## EXERCISE DETAILS
Reproduce the listing word for word. Skip any image.

## EXCERPTED RECORDS

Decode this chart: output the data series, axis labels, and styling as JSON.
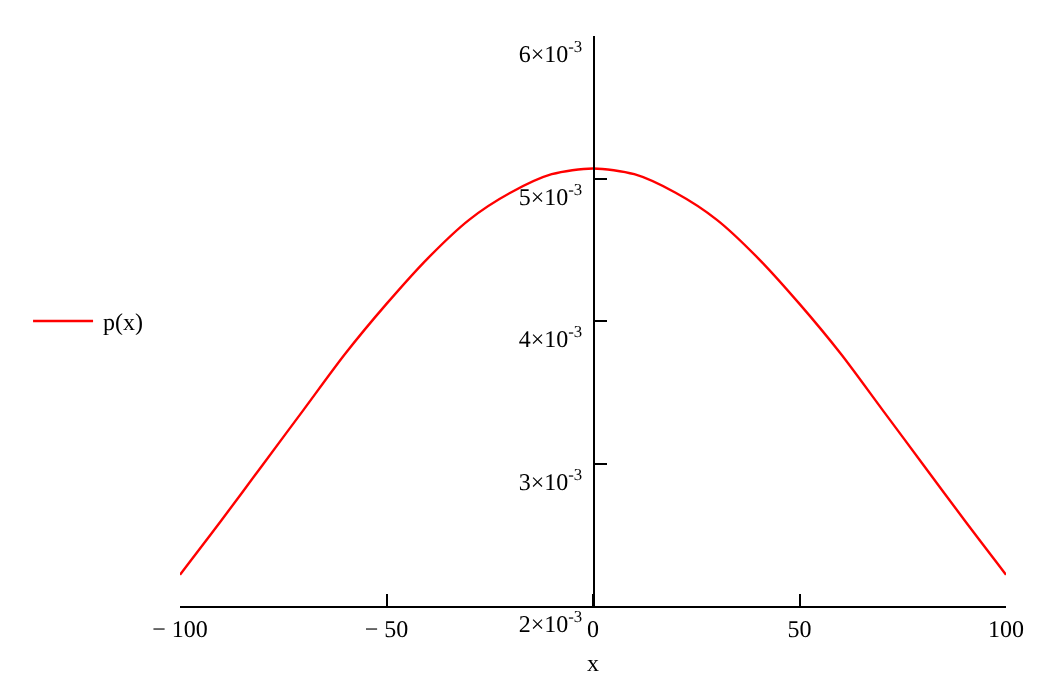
{
  "chart_data": {
    "type": "line",
    "xlabel": "x",
    "legend": "left",
    "marker": "none",
    "line_style": "solid",
    "x": [
      -100,
      -90,
      -80,
      -70,
      -60,
      -50,
      -40,
      -30,
      -20,
      -10,
      0,
      10,
      20,
      30,
      40,
      50,
      60,
      70,
      80,
      90,
      100
    ],
    "series": [
      {
        "name": "p(x)",
        "color": "#ff0000",
        "values": [
          0.00222,
          0.0026,
          0.00299,
          0.00338,
          0.00377,
          0.00412,
          0.00444,
          0.00471,
          0.0049,
          0.00503,
          0.00507,
          0.00503,
          0.0049,
          0.00471,
          0.00444,
          0.00412,
          0.00377,
          0.00338,
          0.00299,
          0.0026,
          0.00222
        ]
      }
    ],
    "xlim": [
      -100,
      100
    ],
    "xticks": [
      -100,
      -50,
      0,
      50,
      100
    ],
    "ylim": [
      0.002,
      0.006
    ],
    "yticks": [
      {
        "value": 0.002,
        "label": "2×10$^{-3}$"
      },
      {
        "value": 0.003,
        "label": "3×10$^{-3}$"
      },
      {
        "value": 0.004,
        "label": "4×10$^{-3}$"
      },
      {
        "value": 0.005,
        "label": "5×10$^{-3}$"
      },
      {
        "value": 0.006,
        "label": "6×10$^{-3}$"
      }
    ]
  }
}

## SOLUTION TO THIS EXERCISE
Decode this chart: output the data series, axis labels, and styling as JSON.
{
  "chart_data": {
    "type": "line",
    "xlabel": "x",
    "legend": "left",
    "marker": "none",
    "line_style": "solid",
    "x": [
      -100,
      -90,
      -80,
      -70,
      -60,
      -50,
      -40,
      -30,
      -20,
      -10,
      0,
      10,
      20,
      30,
      40,
      50,
      60,
      70,
      80,
      90,
      100
    ],
    "series": [
      {
        "name": "p(x)",
        "color": "#ff0000",
        "values": [
          0.00222,
          0.0026,
          0.00299,
          0.00338,
          0.00377,
          0.00412,
          0.00444,
          0.00471,
          0.0049,
          0.00503,
          0.00507,
          0.00503,
          0.0049,
          0.00471,
          0.00444,
          0.00412,
          0.00377,
          0.00338,
          0.00299,
          0.0026,
          0.00222
        ]
      }
    ],
    "xlim": [
      -100,
      100
    ],
    "xticks": [
      -100,
      -50,
      0,
      50,
      100
    ],
    "ylim": [
      0.002,
      0.006
    ],
    "yticks": [
      {
        "value": 0.002,
        "label": "2×10$^{-3}$"
      },
      {
        "value": 0.003,
        "label": "3×10$^{-3}$"
      },
      {
        "value": 0.004,
        "label": "4×10$^{-3}$"
      },
      {
        "value": 0.005,
        "label": "5×10$^{-3}$"
      },
      {
        "value": 0.006,
        "label": "6×10$^{-3}$"
      }
    ]
  }
}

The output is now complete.